• _TASK BRIEF_: Find each line with the string "varav" and copy it.

(Saved entries)

+---+

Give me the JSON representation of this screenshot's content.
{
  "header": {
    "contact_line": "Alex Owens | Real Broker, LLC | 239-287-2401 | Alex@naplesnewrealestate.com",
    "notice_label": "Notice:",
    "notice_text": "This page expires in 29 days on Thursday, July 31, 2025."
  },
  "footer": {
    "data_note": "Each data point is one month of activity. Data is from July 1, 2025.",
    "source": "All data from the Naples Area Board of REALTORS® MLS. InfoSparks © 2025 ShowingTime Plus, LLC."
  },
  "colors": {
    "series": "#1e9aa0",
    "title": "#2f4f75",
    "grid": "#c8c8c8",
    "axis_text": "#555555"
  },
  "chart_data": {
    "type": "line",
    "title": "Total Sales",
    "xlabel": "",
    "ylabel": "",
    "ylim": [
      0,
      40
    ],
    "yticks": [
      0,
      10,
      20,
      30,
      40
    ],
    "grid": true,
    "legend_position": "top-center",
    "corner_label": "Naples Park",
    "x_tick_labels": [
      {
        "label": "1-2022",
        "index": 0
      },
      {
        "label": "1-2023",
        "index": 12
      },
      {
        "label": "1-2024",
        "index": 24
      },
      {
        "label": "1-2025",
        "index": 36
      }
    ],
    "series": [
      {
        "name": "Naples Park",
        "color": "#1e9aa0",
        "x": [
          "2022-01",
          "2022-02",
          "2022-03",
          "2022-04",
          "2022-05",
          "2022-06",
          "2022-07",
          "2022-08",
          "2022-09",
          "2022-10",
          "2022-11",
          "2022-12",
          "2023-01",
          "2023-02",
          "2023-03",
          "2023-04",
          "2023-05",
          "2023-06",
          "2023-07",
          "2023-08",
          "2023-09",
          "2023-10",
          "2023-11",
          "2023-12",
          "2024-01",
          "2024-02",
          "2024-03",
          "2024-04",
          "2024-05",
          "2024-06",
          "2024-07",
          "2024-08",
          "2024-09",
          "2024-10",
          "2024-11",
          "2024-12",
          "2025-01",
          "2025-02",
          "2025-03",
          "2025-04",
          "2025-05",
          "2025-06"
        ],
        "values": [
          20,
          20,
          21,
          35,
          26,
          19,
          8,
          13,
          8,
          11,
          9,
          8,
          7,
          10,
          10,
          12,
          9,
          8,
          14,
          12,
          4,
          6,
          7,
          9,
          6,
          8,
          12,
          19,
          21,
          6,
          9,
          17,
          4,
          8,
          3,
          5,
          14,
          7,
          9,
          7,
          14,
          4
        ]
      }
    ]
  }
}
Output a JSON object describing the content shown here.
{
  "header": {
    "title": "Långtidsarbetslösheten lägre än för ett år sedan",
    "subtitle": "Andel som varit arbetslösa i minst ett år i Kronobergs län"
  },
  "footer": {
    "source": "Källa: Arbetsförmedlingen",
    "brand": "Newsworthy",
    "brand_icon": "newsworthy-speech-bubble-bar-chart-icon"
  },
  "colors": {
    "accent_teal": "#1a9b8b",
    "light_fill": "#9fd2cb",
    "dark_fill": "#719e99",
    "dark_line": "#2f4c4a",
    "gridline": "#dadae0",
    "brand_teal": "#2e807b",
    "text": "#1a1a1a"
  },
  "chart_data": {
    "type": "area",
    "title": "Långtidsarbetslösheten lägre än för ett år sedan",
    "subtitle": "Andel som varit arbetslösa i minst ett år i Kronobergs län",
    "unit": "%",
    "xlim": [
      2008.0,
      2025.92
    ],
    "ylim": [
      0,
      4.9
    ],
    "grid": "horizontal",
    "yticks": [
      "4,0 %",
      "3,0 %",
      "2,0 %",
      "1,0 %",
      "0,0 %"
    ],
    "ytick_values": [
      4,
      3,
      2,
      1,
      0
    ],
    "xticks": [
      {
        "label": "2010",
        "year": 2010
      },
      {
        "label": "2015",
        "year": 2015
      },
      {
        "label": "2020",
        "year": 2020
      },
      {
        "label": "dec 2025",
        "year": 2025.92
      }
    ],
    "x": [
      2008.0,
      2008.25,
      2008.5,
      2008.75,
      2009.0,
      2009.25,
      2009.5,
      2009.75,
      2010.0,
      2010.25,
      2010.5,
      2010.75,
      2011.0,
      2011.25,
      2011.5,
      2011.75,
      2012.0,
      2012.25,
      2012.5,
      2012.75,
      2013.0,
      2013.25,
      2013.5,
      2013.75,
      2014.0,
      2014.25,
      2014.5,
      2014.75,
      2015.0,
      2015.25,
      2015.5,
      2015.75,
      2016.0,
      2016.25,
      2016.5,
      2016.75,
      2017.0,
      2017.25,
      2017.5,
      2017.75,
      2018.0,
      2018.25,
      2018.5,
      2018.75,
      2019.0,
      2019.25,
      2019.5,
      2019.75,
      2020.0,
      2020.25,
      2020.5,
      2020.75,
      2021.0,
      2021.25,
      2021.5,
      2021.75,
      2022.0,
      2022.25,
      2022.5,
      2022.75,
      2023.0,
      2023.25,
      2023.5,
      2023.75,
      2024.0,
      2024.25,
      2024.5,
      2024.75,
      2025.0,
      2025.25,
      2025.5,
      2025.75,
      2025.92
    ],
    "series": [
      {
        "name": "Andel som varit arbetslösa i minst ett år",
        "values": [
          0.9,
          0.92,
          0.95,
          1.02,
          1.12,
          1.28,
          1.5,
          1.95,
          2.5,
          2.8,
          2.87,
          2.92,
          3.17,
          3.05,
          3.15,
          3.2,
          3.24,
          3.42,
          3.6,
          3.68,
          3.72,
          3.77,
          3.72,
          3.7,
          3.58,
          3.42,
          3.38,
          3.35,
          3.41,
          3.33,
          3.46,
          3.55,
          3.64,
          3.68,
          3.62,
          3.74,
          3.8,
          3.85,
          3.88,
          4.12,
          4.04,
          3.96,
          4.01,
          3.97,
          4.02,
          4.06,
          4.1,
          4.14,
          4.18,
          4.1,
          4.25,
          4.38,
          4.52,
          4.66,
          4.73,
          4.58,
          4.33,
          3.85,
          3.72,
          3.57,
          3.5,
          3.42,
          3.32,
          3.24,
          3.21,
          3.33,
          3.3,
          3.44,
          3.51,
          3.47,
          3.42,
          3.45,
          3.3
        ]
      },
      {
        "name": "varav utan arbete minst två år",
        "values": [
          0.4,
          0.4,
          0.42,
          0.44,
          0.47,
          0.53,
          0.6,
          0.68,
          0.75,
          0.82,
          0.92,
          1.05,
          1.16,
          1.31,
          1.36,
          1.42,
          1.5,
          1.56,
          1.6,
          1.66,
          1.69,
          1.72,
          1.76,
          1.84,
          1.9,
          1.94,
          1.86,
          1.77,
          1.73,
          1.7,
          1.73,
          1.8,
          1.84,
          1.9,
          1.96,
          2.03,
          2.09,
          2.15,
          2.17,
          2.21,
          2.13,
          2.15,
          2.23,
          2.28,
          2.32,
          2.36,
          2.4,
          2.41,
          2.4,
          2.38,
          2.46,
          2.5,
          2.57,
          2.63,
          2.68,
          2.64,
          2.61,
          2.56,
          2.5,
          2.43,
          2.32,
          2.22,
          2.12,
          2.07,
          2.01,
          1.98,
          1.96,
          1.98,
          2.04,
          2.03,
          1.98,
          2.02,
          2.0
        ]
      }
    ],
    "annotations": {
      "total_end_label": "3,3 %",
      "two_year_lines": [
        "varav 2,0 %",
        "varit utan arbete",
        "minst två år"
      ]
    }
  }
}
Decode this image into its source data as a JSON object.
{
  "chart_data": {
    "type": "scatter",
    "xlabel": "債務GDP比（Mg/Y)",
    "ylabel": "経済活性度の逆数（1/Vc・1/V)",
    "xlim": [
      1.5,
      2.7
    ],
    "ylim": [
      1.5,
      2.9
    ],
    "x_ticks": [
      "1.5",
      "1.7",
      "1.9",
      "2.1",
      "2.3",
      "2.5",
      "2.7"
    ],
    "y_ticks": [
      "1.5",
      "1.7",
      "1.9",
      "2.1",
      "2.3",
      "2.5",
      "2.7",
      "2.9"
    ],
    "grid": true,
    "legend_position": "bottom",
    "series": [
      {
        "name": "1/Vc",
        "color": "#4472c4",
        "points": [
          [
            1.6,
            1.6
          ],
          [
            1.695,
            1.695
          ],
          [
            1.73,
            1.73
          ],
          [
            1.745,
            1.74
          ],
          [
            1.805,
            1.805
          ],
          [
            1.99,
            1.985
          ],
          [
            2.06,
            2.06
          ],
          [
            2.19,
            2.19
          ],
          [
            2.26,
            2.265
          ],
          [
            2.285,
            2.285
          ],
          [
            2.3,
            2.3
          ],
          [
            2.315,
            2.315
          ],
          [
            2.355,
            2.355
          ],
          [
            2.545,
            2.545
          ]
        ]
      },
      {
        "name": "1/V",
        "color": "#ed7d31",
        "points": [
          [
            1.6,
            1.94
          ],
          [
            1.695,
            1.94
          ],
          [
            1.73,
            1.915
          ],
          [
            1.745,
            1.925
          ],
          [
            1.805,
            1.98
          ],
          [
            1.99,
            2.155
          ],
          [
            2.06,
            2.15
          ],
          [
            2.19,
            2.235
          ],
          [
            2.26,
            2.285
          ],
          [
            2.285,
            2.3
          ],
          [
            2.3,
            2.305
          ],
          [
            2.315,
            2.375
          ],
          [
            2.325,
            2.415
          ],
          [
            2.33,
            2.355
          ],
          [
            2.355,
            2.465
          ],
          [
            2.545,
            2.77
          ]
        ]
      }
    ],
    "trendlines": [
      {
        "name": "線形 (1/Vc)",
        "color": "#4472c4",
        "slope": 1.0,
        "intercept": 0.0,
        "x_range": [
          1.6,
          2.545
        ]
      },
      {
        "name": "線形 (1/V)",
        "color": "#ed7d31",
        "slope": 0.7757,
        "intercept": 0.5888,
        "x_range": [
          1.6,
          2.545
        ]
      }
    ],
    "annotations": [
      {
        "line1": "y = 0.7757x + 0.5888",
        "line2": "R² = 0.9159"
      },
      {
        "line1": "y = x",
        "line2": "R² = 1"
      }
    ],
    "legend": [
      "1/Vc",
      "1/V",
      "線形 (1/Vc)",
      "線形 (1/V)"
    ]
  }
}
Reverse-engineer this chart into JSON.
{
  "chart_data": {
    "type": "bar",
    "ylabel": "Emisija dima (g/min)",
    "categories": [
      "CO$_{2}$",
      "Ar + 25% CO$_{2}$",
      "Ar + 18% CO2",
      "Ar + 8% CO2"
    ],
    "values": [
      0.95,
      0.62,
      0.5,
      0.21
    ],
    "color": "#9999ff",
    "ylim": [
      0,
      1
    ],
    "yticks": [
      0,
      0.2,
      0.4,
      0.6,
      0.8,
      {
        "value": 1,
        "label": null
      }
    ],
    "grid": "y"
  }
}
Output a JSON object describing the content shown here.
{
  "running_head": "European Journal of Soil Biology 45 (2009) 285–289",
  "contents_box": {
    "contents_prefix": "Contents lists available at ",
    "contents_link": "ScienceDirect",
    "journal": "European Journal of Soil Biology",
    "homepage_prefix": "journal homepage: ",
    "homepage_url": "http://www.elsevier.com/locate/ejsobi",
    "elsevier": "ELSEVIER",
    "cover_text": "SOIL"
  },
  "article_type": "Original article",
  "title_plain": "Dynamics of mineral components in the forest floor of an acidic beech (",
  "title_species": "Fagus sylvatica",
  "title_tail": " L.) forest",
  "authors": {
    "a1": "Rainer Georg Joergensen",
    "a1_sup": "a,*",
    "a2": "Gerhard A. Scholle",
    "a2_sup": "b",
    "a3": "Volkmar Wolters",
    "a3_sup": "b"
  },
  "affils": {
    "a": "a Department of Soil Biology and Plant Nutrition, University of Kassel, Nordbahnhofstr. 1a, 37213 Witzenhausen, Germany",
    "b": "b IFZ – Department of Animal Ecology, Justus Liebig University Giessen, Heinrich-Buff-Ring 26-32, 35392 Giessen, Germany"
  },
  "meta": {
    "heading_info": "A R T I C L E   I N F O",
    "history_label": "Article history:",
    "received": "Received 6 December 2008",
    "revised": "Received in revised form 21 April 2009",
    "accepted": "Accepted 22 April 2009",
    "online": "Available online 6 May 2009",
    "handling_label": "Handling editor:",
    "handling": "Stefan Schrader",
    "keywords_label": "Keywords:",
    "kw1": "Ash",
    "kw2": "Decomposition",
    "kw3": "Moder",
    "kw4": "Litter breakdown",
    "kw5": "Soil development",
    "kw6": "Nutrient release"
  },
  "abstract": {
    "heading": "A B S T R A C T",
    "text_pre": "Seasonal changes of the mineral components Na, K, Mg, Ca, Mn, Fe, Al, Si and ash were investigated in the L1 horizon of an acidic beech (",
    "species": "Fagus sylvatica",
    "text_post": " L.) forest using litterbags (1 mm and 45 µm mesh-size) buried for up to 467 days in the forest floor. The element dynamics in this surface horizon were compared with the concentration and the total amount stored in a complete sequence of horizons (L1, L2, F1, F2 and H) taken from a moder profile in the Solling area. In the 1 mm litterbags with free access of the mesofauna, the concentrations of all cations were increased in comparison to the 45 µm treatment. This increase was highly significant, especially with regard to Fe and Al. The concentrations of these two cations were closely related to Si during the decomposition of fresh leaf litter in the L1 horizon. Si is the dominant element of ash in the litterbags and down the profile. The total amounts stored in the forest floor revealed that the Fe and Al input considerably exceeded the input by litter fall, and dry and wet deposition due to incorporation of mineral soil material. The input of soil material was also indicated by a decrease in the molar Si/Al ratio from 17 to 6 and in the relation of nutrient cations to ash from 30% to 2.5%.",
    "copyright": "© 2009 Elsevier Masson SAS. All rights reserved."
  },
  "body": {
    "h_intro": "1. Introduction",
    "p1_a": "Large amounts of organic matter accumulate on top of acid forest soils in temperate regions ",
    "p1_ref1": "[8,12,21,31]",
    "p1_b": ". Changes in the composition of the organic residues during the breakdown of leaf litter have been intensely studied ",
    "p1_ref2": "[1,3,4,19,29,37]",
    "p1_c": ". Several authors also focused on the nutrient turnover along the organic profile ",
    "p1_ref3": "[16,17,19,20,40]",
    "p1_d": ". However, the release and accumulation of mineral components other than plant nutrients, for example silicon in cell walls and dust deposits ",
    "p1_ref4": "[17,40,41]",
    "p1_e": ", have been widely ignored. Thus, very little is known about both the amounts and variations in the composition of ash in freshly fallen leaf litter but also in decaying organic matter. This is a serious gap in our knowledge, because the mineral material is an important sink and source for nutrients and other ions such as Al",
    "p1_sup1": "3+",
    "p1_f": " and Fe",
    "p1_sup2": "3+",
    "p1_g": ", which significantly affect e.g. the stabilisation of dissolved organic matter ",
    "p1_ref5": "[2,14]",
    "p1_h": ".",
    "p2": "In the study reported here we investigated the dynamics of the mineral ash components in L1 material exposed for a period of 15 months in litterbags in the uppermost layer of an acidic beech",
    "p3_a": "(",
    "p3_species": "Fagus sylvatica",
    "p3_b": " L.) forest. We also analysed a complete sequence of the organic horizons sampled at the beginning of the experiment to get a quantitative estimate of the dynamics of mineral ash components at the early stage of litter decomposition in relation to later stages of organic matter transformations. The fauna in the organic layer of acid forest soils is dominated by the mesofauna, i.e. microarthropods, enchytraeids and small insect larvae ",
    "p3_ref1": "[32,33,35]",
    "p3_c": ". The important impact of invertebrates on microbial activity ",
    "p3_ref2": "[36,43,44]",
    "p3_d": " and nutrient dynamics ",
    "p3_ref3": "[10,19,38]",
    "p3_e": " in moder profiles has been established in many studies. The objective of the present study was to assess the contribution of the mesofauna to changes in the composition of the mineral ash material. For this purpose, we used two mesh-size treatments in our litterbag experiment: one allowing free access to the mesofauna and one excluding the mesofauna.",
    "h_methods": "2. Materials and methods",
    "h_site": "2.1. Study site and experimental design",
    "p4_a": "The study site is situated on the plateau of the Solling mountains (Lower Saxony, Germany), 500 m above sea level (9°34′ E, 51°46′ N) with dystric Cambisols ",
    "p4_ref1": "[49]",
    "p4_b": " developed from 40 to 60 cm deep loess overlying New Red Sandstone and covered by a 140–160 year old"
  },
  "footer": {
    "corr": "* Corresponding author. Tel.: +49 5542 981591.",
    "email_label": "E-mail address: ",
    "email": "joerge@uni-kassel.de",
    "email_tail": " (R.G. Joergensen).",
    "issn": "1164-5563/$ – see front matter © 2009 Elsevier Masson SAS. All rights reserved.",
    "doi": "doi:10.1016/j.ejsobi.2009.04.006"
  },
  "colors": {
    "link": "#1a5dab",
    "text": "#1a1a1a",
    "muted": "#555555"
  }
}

+---+

• _THE ANSWER_:
        "name": "varav utan arbete minst två år",
        "varav 2,0 %",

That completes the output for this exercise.